§ **GIVEN RECORDS**
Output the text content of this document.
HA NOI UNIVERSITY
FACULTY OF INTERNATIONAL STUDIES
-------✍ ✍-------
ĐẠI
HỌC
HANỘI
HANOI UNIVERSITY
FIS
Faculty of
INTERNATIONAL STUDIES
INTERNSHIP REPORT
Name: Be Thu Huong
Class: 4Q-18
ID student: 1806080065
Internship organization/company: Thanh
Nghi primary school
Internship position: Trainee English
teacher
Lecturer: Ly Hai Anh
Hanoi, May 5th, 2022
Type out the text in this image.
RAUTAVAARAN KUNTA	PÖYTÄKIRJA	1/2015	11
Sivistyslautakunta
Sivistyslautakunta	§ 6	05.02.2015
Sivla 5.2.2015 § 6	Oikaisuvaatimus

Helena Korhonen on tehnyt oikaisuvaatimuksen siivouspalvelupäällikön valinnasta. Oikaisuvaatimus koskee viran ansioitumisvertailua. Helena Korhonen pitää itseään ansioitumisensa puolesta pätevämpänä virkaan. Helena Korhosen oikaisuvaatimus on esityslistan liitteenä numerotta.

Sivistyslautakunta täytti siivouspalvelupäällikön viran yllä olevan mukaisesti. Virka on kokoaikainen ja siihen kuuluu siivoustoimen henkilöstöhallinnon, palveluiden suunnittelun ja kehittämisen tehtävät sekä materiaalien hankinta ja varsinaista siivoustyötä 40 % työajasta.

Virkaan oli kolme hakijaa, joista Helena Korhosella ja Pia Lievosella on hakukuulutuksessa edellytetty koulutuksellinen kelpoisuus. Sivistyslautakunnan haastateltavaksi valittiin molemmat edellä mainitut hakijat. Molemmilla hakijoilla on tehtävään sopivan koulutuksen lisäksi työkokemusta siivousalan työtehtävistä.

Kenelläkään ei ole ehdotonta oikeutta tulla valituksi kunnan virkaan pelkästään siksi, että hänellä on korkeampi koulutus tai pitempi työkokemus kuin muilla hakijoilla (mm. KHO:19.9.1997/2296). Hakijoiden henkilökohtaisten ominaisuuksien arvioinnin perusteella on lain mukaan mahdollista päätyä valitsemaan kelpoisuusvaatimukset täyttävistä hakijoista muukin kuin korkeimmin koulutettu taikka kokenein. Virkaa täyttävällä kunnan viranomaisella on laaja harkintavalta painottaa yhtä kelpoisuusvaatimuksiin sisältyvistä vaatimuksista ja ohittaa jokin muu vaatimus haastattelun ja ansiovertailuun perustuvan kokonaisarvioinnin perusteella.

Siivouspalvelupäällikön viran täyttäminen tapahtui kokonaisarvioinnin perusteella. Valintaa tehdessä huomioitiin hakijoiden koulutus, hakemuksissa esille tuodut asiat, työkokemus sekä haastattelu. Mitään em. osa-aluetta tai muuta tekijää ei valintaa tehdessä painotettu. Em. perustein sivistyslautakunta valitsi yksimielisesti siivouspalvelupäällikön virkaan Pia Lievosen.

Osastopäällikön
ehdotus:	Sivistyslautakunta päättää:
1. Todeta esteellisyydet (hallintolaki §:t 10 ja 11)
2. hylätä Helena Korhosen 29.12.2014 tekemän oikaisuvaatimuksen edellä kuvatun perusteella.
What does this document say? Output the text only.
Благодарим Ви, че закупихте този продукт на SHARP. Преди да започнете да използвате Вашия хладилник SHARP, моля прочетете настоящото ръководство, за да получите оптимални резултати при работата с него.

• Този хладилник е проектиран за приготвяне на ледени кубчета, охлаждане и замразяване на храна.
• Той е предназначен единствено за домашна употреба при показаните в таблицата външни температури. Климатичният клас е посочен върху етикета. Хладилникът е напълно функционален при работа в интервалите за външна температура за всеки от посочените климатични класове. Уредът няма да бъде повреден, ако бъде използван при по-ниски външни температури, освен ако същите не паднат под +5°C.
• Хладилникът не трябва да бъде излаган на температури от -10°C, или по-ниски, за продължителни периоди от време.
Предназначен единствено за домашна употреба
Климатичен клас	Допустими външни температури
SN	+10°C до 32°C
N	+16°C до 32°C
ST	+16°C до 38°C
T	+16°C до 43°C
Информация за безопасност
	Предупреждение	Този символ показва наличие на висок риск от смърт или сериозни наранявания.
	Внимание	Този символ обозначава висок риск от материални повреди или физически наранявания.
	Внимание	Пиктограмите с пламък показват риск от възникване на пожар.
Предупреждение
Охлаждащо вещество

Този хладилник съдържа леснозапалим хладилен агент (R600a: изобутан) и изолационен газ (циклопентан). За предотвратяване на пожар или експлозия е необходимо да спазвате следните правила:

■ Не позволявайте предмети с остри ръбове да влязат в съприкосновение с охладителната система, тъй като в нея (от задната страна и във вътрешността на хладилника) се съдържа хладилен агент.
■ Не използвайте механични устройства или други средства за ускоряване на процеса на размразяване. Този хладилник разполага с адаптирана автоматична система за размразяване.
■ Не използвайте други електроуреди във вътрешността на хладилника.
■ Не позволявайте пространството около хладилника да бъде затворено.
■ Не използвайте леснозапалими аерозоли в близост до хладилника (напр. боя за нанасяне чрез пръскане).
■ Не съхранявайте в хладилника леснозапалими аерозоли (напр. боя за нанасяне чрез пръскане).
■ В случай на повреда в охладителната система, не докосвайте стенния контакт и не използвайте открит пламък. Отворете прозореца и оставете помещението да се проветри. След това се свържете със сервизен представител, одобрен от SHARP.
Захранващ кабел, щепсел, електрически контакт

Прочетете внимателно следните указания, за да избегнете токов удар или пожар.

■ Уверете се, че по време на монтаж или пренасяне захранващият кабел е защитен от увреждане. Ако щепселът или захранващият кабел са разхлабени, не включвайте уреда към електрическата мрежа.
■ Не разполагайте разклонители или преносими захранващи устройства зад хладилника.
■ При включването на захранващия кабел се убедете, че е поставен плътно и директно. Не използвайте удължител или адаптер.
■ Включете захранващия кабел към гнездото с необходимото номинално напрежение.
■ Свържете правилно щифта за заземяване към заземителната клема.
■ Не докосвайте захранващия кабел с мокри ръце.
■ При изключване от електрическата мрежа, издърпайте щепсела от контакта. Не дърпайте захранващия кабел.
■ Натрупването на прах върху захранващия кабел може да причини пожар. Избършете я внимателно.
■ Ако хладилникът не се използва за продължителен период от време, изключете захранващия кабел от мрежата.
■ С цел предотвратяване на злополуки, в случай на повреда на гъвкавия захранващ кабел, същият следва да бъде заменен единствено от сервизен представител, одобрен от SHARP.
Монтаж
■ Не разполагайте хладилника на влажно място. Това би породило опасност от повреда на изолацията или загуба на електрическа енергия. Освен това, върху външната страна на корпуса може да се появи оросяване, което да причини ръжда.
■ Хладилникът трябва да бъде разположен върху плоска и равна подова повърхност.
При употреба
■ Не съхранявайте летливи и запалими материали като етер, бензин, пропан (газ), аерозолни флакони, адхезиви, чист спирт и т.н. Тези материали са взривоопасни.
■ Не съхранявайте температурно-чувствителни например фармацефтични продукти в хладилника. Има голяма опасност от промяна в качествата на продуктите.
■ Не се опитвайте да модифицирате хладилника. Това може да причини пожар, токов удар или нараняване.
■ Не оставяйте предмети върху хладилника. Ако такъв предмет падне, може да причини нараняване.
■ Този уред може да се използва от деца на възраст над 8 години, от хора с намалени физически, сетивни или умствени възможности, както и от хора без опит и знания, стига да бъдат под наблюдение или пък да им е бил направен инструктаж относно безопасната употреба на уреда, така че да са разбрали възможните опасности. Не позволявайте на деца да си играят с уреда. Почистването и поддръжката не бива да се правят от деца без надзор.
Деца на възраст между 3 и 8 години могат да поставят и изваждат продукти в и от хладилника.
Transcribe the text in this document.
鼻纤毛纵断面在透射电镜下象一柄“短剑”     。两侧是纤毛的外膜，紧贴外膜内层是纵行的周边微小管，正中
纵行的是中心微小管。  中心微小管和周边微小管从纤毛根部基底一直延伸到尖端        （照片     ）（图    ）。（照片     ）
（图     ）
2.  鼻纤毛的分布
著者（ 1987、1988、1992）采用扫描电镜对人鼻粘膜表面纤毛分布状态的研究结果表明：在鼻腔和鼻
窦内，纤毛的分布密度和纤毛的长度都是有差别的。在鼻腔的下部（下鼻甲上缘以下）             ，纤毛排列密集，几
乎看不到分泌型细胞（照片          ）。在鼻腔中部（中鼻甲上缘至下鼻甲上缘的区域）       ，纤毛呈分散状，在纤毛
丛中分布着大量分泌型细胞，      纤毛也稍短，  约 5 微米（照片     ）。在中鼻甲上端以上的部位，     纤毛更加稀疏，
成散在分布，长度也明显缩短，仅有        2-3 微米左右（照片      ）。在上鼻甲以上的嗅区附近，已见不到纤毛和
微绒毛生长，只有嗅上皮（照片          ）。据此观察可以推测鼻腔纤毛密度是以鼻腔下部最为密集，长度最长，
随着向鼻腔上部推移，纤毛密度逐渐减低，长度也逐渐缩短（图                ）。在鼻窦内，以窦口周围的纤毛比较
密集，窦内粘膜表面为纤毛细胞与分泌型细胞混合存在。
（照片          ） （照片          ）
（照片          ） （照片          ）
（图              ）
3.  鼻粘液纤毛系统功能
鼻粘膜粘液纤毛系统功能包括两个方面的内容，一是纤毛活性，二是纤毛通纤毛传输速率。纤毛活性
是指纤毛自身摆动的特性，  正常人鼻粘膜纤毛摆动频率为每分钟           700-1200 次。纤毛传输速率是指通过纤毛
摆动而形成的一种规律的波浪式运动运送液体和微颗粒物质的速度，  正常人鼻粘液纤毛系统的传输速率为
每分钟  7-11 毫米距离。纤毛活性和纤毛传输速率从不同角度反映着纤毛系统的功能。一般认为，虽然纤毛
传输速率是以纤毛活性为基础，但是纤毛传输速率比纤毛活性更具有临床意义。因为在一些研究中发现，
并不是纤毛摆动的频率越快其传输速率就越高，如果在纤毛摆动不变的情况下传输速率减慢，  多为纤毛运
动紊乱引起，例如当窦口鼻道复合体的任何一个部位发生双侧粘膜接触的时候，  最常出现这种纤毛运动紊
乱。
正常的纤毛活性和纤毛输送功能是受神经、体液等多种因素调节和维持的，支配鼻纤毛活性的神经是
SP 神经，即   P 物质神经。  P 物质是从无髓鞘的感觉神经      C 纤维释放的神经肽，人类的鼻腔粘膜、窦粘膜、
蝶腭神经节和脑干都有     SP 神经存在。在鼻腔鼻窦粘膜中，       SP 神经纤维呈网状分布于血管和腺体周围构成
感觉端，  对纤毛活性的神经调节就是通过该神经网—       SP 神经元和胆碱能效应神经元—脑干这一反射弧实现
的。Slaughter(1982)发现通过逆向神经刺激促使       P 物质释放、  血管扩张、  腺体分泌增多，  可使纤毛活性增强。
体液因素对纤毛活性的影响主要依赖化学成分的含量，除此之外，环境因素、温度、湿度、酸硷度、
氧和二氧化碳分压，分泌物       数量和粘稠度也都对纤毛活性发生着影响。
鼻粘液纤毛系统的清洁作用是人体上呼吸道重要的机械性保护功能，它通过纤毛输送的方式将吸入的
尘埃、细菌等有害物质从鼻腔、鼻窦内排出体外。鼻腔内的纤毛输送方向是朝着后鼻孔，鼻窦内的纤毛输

§ **YOUR INSTRUCTIONS**
Pull every line containing "наранявания" out of the data above.

§ **FINAL RESULT**
	Предупреждение	Този символ показва наличие на висок риск от смърт или сериозни наранявания.
	Внимание	Този символ обозначава висок риск от материални повреди или физически наранявания.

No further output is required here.